Extracted data entries

--- begin ---

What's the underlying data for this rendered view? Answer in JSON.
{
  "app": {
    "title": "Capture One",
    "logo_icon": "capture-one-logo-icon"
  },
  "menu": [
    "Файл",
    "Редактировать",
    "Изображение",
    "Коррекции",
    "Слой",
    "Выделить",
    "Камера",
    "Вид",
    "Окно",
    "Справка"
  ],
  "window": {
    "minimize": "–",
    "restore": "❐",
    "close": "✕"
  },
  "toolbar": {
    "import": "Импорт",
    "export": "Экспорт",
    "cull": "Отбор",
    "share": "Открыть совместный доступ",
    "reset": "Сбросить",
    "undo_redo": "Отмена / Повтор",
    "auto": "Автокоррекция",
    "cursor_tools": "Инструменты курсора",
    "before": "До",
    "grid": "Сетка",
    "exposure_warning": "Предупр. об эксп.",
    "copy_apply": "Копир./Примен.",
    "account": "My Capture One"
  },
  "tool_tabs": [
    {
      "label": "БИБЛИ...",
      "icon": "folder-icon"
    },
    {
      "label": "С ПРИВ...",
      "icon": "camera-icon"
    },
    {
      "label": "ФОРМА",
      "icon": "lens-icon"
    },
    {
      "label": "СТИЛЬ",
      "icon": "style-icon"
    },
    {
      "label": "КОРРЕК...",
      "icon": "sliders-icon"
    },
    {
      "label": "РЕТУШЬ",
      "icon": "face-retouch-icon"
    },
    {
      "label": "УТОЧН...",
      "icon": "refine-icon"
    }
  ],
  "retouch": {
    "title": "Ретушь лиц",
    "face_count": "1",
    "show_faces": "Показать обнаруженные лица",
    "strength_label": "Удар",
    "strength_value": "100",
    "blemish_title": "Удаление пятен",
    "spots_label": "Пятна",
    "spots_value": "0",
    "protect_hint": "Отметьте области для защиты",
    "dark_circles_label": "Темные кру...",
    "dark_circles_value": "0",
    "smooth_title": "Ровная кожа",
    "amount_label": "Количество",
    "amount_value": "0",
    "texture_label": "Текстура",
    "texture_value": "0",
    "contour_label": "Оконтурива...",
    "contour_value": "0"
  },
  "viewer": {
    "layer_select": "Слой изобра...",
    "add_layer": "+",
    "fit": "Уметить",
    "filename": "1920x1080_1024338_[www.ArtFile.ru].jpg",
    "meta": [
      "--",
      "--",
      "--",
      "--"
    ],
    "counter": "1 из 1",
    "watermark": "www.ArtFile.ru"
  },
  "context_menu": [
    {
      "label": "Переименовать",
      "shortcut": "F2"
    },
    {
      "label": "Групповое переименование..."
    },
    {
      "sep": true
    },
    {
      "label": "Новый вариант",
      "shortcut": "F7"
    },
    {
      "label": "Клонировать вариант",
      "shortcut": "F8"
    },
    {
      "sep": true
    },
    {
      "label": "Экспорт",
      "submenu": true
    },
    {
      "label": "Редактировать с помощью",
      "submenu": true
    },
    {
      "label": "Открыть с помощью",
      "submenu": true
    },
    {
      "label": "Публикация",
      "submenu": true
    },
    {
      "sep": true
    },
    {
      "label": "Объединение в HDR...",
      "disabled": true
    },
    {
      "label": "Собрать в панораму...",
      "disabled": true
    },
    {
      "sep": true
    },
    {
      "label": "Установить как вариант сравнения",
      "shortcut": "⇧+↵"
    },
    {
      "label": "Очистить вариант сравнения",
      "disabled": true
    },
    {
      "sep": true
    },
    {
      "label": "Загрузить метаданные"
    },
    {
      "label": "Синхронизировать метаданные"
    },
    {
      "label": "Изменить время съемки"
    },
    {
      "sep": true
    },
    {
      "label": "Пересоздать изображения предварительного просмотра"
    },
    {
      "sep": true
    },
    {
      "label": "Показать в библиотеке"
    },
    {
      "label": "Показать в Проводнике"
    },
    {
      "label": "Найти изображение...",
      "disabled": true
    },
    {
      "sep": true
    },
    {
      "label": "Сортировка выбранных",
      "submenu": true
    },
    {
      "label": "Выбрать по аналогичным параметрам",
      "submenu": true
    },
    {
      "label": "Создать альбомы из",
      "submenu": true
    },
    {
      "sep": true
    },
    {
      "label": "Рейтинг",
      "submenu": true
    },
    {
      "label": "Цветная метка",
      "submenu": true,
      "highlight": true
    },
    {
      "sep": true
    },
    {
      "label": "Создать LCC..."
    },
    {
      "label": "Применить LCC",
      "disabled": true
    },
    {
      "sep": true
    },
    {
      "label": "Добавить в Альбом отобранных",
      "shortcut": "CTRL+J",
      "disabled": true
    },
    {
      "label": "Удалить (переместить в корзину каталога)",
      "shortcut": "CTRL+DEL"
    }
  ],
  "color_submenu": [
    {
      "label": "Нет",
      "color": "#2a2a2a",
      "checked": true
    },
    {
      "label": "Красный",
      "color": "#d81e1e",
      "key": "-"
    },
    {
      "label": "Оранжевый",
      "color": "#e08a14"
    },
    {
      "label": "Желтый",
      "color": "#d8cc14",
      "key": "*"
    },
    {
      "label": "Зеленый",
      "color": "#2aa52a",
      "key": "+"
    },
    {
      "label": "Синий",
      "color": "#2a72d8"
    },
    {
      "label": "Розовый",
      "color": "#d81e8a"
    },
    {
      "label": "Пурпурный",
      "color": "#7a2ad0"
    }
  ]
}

--- end ---

Exercise:
Can you reproduce all the material exactly?

Solution for this exercise:
What's the underlying data for this rendered view? Answer in JSON.
{
  "app": {
    "title": "Capture One",
    "logo_icon": "capture-one-logo-icon"
  },
  "menu": [
    "Файл",
    "Редактировать",
    "Изображение",
    "Коррекции",
    "Слой",
    "Выделить",
    "Камера",
    "Вид",
    "Окно",
    "Справка"
  ],
  "window": {
    "minimize": "–",
    "restore": "❐",
    "close": "✕"
  },
  "toolbar": {
    "import": "Импорт",
    "export": "Экспорт",
    "cull": "Отбор",
    "share": "Открыть совместный доступ",
    "reset": "Сбросить",
    "undo_redo": "Отмена / Повтор",
    "auto": "Автокоррекция",
    "cursor_tools": "Инструменты курсора",
    "before": "До",
    "grid": "Сетка",
    "exposure_warning": "Предупр. об эксп.",
    "copy_apply": "Копир./Примен.",
    "account": "My Capture One"
  },
  "tool_tabs": [
    {
      "label": "БИБЛИ...",
      "icon": "folder-icon"
    },
    {
      "label": "С ПРИВ...",
      "icon": "camera-icon"
    },
    {
      "label": "ФОРМА",
      "icon": "lens-icon"
    },
    {
      "label": "СТИЛЬ",
      "icon": "style-icon"
    },
    {
      "label": "КОРРЕК...",
      "icon": "sliders-icon"
    },
    {
      "label": "РЕТУШЬ",
      "icon": "face-retouch-icon"
    },
    {
      "label": "УТОЧН...",
      "icon": "refine-icon"
    }
  ],
  "retouch": {
    "title": "Ретушь лиц",
    "face_count": "1",
    "show_faces": "Показать обнаруженные лица",
    "strength_label": "Удар",
    "strength_value": "100",
    "blemish_title": "Удаление пятен",
    "spots_label": "Пятна",
    "spots_value": "0",
    "protect_hint": "Отметьте области для защиты",
    "dark_circles_label": "Темные кру...",
    "dark_circles_value": "0",
    "smooth_title": "Ровная кожа",
    "amount_label": "Количество",
    "amount_value": "0",
    "texture_label": "Текстура",
    "texture_value": "0",
    "contour_label": "Оконтурива...",
    "contour_value": "0"
  },
  "viewer": {
    "layer_select": "Слой изобра...",
    "add_layer": "+",
    "fit": "Уметить",
    "filename": "1920x1080_1024338_[www.ArtFile.ru].jpg",
    "meta": [
      "--",
      "--",
      "--",
      "--"
    ],
    "counter": "1 из 1",
    "watermark": "www.ArtFile.ru"
  },
  "context_menu": [
    {
      "label": "Переименовать",
      "shortcut": "F2"
    },
    {
      "label": "Групповое переименование..."
    },
    {
      "sep": true
    },
    {
      "label": "Новый вариант",
      "shortcut": "F7"
    },
    {
      "label": "Клонировать вариант",
      "shortcut": "F8"
    },
    {
      "sep": true
    },
    {
      "label": "Экспорт",
      "submenu": true
    },
    {
      "label": "Редактировать с помощью",
      "submenu": true
    },
    {
      "label": "Открыть с помощью",
      "submenu": true
    },
    {
      "label": "Публикация",
      "submenu": true
    },
    {
      "sep": true
    },
    {
      "label": "Объединение в HDR...",
      "disabled": true
    },
    {
      "label": "Собрать в панораму...",
      "disabled": true
    },
    {
      "sep": true
    },
    {
      "label": "Установить как вариант сравнения",
      "shortcut": "⇧+↵"
    },
    {
      "label": "Очистить вариант сравнения",
      "disabled": true
    },
    {
      "sep": true
    },
    {
      "label": "Загрузить метаданные"
    },
    {
      "label": "Синхронизировать метаданные"
    },
    {
      "label": "Изменить время съемки"
    },
    {
      "sep": true
    },
    {
      "label": "Пересоздать изображения предварительного просмотра"
    },
    {
      "sep": true
    },
    {
      "label": "Показать в библиотеке"
    },
    {
      "label": "Показать в Проводнике"
    },
    {
      "label": "Найти изображение...",
      "disabled": true
    },
    {
      "sep": true
    },
    {
      "label": "Сортировка выбранных",
      "submenu": true
    },
    {
      "label": "Выбрать по аналогичным параметрам",
      "submenu": true
    },
    {
      "label": "Создать альбомы из",
      "submenu": true
    },
    {
      "sep": true
    },
    {
      "label": "Рейтинг",
      "submenu": true
    },
    {
      "label": "Цветная метка",
      "submenu": true,
      "highlight": true
    },
    {
      "sep": true
    },
    {
      "label": "Создать LCC..."
    },
    {
      "label": "Применить LCC",
      "disabled": true
    },
    {
      "sep": true
    },
    {
      "label": "Добавить в Альбом отобранных",
      "shortcut": "CTRL+J",
      "disabled": true
    },
    {
      "label": "Удалить (переместить в корзину каталога)",
      "shortcut": "CTRL+DEL"
    }
  ],
  "color_submenu": [
    {
      "label": "Нет",
      "color": "#2a2a2a",
      "checked": true
    },
    {
      "label": "Красный",
      "color": "#d81e1e",
      "key": "-"
    },
    {
      "label": "Оранжевый",
      "color": "#e08a14"
    },
    {
      "label": "Желтый",
      "color": "#d8cc14",
      "key": "*"
    },
    {
      "label": "Зеленый",
      "color": "#2aa52a",
      "key": "+"
    },
    {
      "label": "Синий",
      "color": "#2a72d8"
    },
    {
      "label": "Розовый",
      "color": "#d81e8a"
    },
    {
      "label": "Пурпурный",
      "color": "#7a2ad0"
    }
  ]
}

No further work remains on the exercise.